• WHAT THE TASK ASKS
Retype, without changes, every line from the line that contains "Read out every word on this page." through the final line of the records. Exclude pictures.

• DATA FOR THIS TASK
***

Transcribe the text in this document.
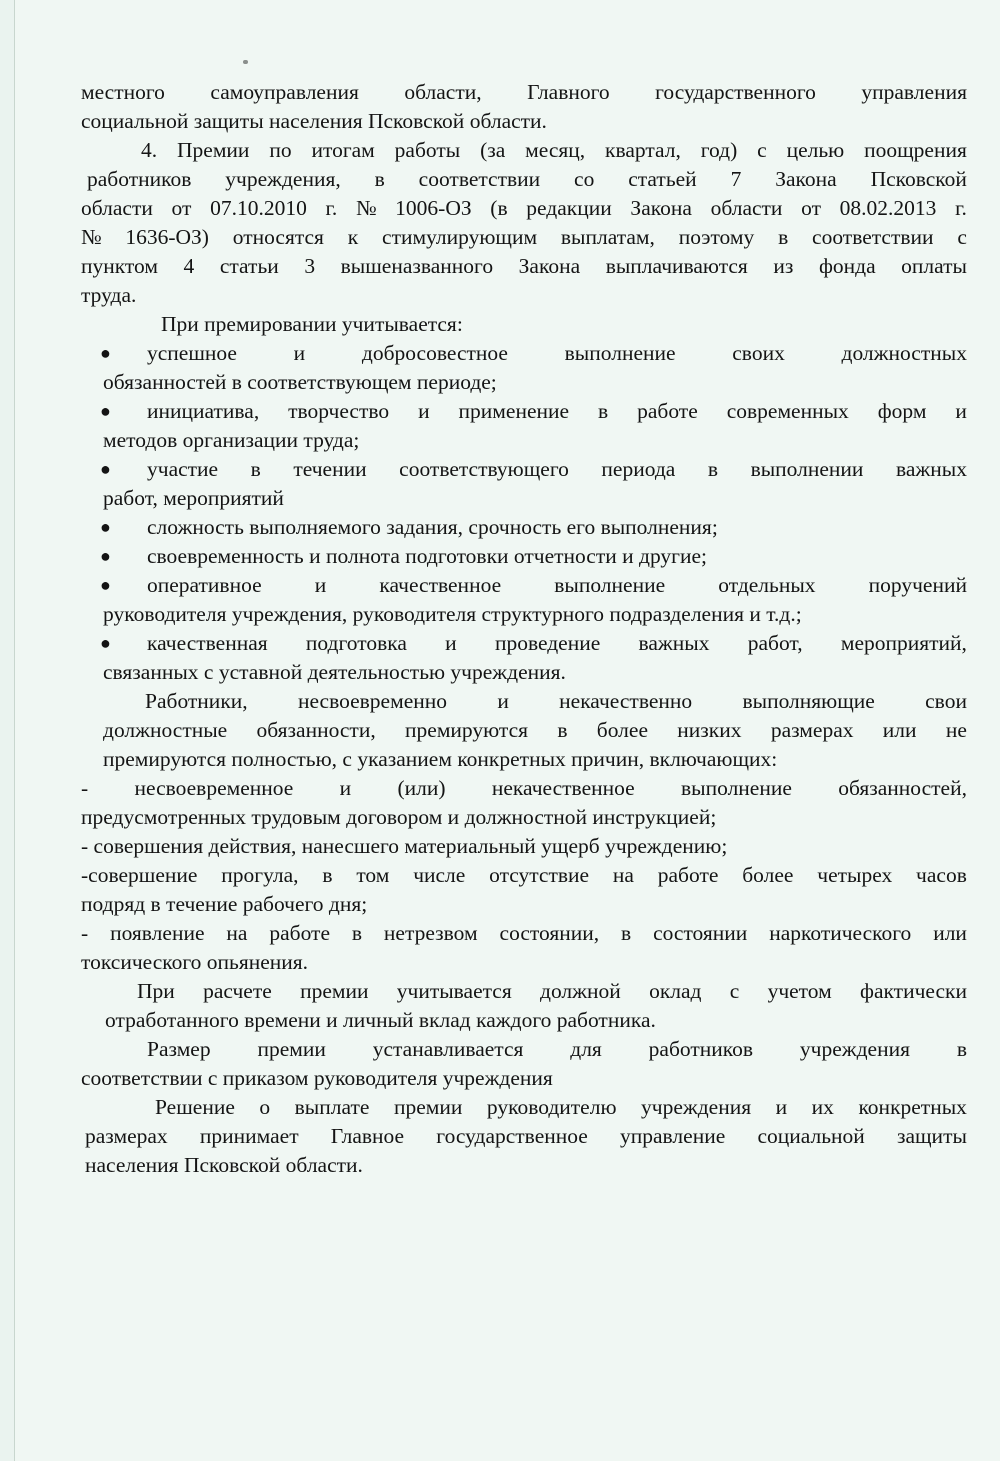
местного самоуправления области, Главного государственного управления
социальной защиты населения Псковской области.
4. Премии по итогам работы (за месяц, квартал, год) с целью поощрения
работников учреждения, в соответствии со статьей 7 Закона Псковской
области от 07.10.2010 г. № 1006-ОЗ (в редакции Закона области от 08.02.2013 г.
№ 1636-ОЗ) относятся к стимулирующим выплатам, поэтому в соответствии с
пунктом 4 статьи 3 вышеназванного Закона выплачиваются из фонда оплаты
труда.
При премировании учитывается:
●	успешное	и	добросовестное	выполнение	своих	должностных
обязанностей в соответствующем периоде;
●	инициатива, творчество и применение в работе современных форм и
методов организации труда;
●	участие в течении соответствующего периода в выполнении важных
работ, мероприятий
●	сложность выполняемого задания, срочность его выполнения;
●	своевременность и полнота подготовки отчетности и другие;
●	оперативное и качественное выполнение отдельных поручений
руководителя учреждения, руководителя структурного подразделения и т.д.;
●	качественная подготовка и проведение важных работ, мероприятий,
связанных с уставной деятельностью учреждения.
Работники, несвоевременно и некачественно выполняющие свои
должностные обязанности, премируются в более низких размерах или не
премируются полностью, с указанием конкретных причин, включающих:
- несвоевременное и (или) некачественное выполнение обязанностей,
предусмотренных трудовым договором и должностной инструкцией;
- совершения действия, нанесшего материальный ущерб учреждению;
-совершение прогула, в том числе отсутствие на работе более четырех часов
подряд в течение рабочего дня;
- появление на работе в нетрезвом состоянии, в состоянии наркотического или
токсического опьянения.
При расчете премии учитывается должной оклад с учетом фактически
отработанного времени и личный вклад каждого работника.
Размер премии устанавливается для работников учреждения в
соответствии с приказом руководителя учреждения
Решение о выплате премии руководителю учреждения и их конкретных
размерах принимает Главное государственное управление социальной защиты
населения Псковской области.
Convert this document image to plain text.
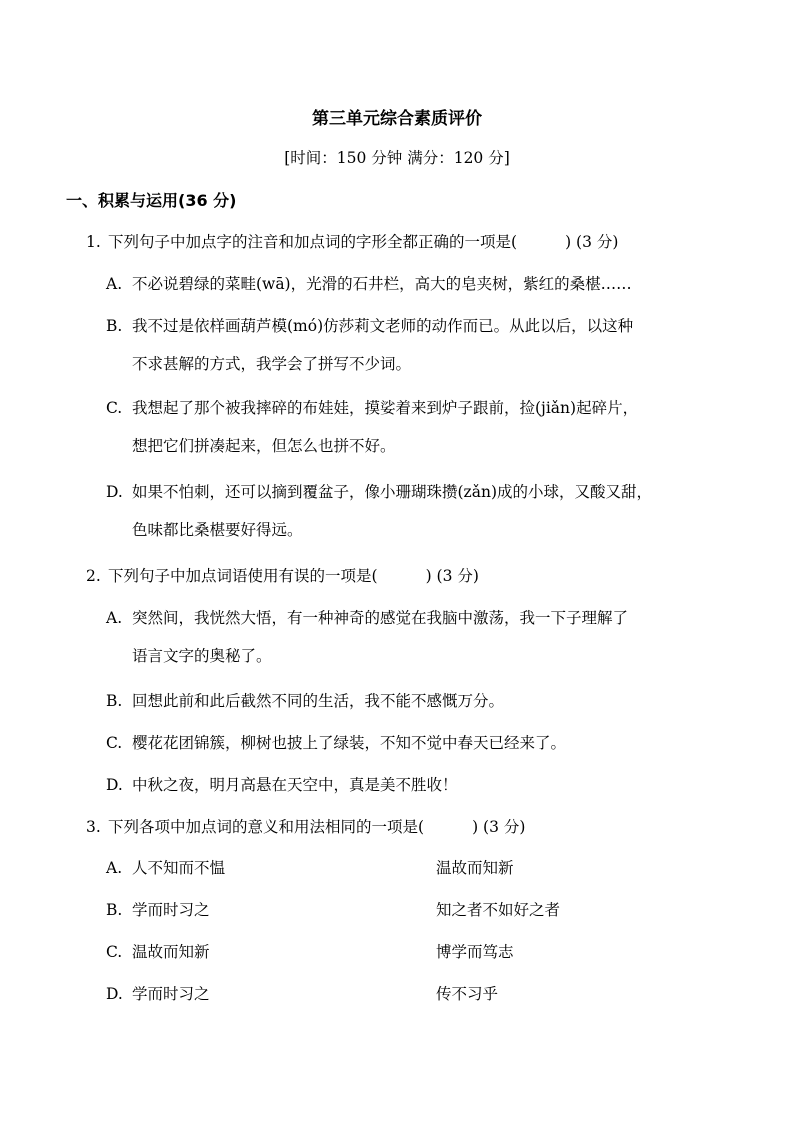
第三单元综合素质评价
[时间：150 分钟 满分：120 分]
一、积累与运用(36 分)
1. 下列句子中加点字的注音和加点词的字形全都正确的一项是(	) (3 分)
A. 不必说碧绿的菜畦(wā)，光滑的石井栏，高大的皂夹树，紫红的桑椹……
B. 我不过是依样画葫芦模(mó)仿莎莉文老师的动作而已。从此以后，以这种
不求甚解的方式，我学会了拼写不少词。
C. 我想起了那个被我摔碎的布娃娃，摸娑着来到炉子跟前，捡(jiǎn)起碎片，
想把它们拼凑起来，但怎么也拼不好。
D. 如果不怕刺，还可以摘到覆盆子，像小珊瑚珠攒(zǎn)成的小球，又酸又甜，
色味都比桑椹要好得远。
2. 下列句子中加点词语使用有误的一项是(	) (3 分)
A. 突然间，我恍然大悟，有一种神奇的感觉在我脑中激荡，我一下子理解了
语言文字的奥秘了。
B. 回想此前和此后截然不同的生活，我不能不感慨万分。
C. 樱花花团锦簇，柳树也披上了绿装，不知不觉中春天已经来了。
D. 中秋之夜，明月高悬在天空中，真是美不胜收！
3. 下列各项中加点词的意义和用法相同的一项是(	) (3 分)
A. 人不知而不愠	温故而知新
B. 学而时习之	知之者不如好之者
C. 温故而知新	博学而笃志
D. 学而时习之	传不习乎
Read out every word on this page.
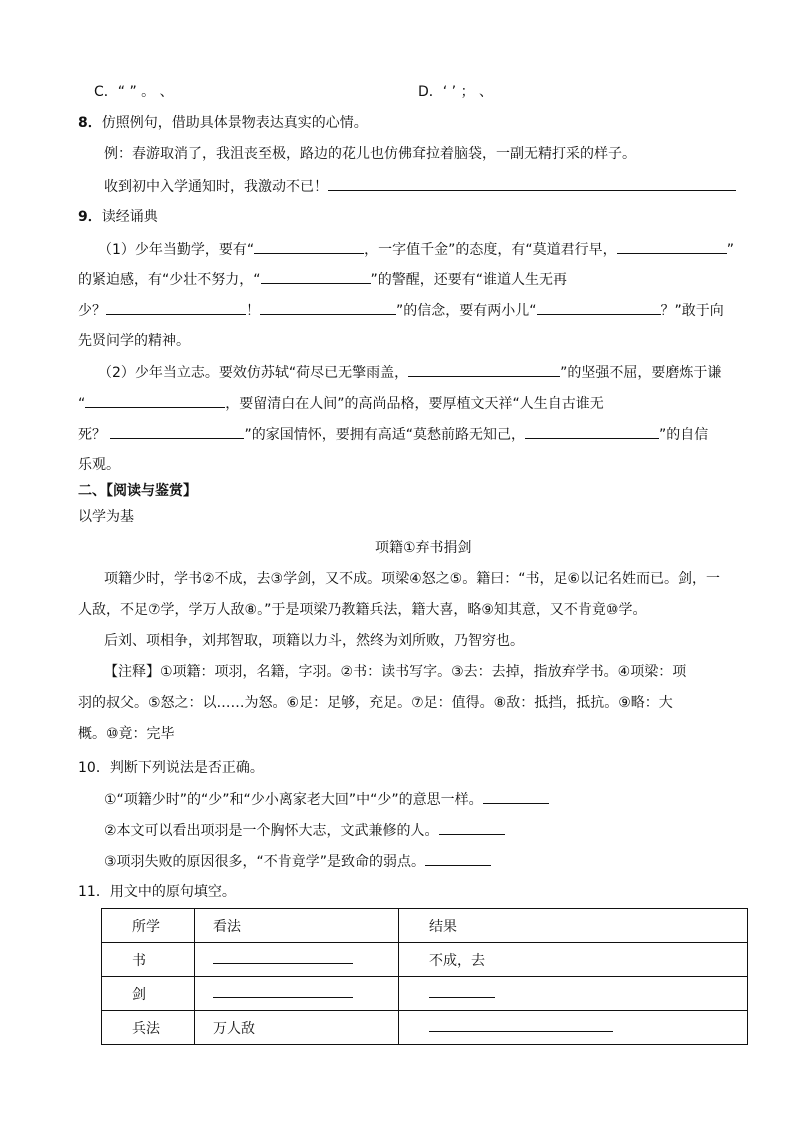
C．“ ” 。 、	D．‘ ’ ； 、
8．仿照例句，借助具体景物表达真实的心情。
例：春游取消了，我沮丧至极，路边的花儿也仿佛耷拉着脑袋，一副无精打采的样子。
收到初中入学通知时，我激动不已！
9．读经诵典
（1）少年当勤学，要有“	，一字值千金”的态度，有“莫道君行早，	”
的紧迫感，有“少壮不努力，“	”的警醒，还要有“谁道人生无再
少？	！	”的信念，要有两小儿“	？”敢于向
先贤问学的精神。
（2）少年当立志。要效仿苏轼“荷尽已无擎雨盖，	”的坚强不屈，要磨炼于谦
“	，要留清白在人间”的高尚品格，要厚植文天祥“人生自古谁无
死？	”的家国情怀，要拥有高适“莫愁前路无知己，	”的自信
乐观。
二、【阅读与鉴赏】
以学为基
项籍①弃书捐剑
项籍少时，学书②不成，去③学剑，又不成。项梁④怒之⑤。籍曰：“书，足⑥以记名姓而已。剑，一
人敌，不足⑦学，学万人敌⑧。”于是项梁乃教籍兵法，籍大喜，略⑨知其意，又不肯竟⑩学。
后刘、项相争，刘邦智取，项籍以力斗，然终为刘所败，乃智穷也。
【注释】①项籍：项羽，名籍，字羽。②书：读书写字。③去：去掉，指放弃学书。④项梁：项
羽的叔父。⑤怒之：以……为怒。⑥足：足够，充足。⑦足：值得。⑧敌：抵挡，抵抗。⑨略：大
概。⑩竟：完毕
10．判断下列说法是否正确。
①“项籍少时”的“少”和“少小离家老大回”中“少”的意思一样。
②本文可以看出项羽是一个胸怀大志，文武兼修的人。
③项羽失败的原因很多，“不肯竟学”是致命的弱点。
11．用文中的原句填空。
所学	看法	结果
书		不成，去
剑		
兵法	万人敌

***

• THE ANSWER
Read out every word on this page.
C．“ ” 。 、	D．‘ ’ ； 、
8．仿照例句，借助具体景物表达真实的心情。
例：春游取消了，我沮丧至极，路边的花儿也仿佛耷拉着脑袋，一副无精打采的样子。
收到初中入学通知时，我激动不已！
9．读经诵典
（1）少年当勤学，要有“	，一字值千金”的态度，有“莫道君行早，	”
的紧迫感，有“少壮不努力，“	”的警醒，还要有“谁道人生无再
少？	！	”的信念，要有两小儿“	？”敢于向
先贤问学的精神。
（2）少年当立志。要效仿苏轼“荷尽已无擎雨盖，	”的坚强不屈，要磨炼于谦
“	，要留清白在人间”的高尚品格，要厚植文天祥“人生自古谁无
死？	”的家国情怀，要拥有高适“莫愁前路无知己，	”的自信
乐观。
二、【阅读与鉴赏】
以学为基
项籍①弃书捐剑
项籍少时，学书②不成，去③学剑，又不成。项梁④怒之⑤。籍曰：“书，足⑥以记名姓而已。剑，一
人敌，不足⑦学，学万人敌⑧。”于是项梁乃教籍兵法，籍大喜，略⑨知其意，又不肯竟⑩学。
后刘、项相争，刘邦智取，项籍以力斗，然终为刘所败，乃智穷也。
【注释】①项籍：项羽，名籍，字羽。②书：读书写字。③去：去掉，指放弃学书。④项梁：项
羽的叔父。⑤怒之：以……为怒。⑥足：足够，充足。⑦足：值得。⑧敌：抵挡，抵抗。⑨略：大
概。⑩竟：完毕
10．判断下列说法是否正确。
①“项籍少时”的“少”和“少小离家老大回”中“少”的意思一样。
②本文可以看出项羽是一个胸怀大志，文武兼修的人。
③项羽失败的原因很多，“不肯竟学”是致命的弱点。
11．用文中的原句填空。
所学	看法	结果
书		不成，去
剑		
兵法	万人敌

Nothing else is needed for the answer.